__Problem details__.
List every line in the entries below that contains the string "Next". Treat uppercase and lowercase letters as distinct.

*** Data for processing

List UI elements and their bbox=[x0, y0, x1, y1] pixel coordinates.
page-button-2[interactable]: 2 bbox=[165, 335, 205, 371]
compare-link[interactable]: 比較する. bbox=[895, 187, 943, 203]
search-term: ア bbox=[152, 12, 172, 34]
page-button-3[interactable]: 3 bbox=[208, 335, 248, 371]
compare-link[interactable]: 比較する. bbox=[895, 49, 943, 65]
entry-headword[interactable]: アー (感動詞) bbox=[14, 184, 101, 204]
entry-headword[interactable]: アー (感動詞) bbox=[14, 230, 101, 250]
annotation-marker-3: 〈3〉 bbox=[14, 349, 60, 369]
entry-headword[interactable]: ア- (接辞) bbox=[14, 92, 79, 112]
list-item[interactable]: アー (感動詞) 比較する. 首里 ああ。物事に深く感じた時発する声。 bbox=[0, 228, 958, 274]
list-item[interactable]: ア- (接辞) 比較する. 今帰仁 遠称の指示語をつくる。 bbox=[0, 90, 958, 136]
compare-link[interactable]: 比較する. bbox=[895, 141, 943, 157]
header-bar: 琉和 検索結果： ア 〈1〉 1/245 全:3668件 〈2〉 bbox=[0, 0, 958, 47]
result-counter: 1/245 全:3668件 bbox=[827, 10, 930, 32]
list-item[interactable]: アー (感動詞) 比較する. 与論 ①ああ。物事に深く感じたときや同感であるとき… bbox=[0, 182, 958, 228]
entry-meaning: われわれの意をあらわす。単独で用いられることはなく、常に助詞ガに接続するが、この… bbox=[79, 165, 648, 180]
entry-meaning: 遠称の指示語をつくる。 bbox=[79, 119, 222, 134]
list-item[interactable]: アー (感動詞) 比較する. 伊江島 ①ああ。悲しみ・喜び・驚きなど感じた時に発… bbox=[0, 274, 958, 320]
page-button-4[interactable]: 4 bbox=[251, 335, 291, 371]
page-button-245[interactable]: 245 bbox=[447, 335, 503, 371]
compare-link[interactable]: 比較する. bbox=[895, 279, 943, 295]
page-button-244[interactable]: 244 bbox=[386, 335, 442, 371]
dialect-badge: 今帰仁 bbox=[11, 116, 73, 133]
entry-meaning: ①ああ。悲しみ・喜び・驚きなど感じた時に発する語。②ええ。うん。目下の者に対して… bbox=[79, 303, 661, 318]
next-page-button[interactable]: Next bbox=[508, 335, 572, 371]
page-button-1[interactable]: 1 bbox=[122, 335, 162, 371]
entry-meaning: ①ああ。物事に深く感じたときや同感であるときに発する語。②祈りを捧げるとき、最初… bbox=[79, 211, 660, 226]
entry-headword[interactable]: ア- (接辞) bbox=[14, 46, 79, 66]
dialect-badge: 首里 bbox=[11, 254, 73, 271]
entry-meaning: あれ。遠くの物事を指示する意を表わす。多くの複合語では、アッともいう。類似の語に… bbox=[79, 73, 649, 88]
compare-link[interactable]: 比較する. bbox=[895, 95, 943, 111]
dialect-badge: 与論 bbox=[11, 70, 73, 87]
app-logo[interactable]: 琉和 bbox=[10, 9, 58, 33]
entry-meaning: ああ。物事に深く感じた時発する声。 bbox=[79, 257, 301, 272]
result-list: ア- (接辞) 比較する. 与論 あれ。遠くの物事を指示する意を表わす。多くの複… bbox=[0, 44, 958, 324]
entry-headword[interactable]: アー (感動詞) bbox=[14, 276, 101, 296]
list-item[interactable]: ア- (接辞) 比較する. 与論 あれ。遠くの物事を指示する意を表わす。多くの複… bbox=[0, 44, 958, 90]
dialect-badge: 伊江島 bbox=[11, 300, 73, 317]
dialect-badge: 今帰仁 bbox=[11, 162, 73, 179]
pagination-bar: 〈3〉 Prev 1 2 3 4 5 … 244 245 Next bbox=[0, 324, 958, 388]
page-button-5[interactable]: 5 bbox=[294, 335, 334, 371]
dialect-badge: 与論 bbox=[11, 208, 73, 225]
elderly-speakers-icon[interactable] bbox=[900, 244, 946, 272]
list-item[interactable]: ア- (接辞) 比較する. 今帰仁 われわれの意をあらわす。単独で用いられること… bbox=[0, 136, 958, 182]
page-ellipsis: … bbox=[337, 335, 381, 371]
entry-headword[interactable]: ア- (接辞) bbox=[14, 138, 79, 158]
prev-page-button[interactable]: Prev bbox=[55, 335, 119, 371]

******

__Exercise result__.
next-page-button[interactable]: Next bbox=[508, 335, 572, 371]
pagination-bar: 〈3〉 Prev 1 2 3 4 5 … 244 245 Next bbox=[0, 324, 958, 388]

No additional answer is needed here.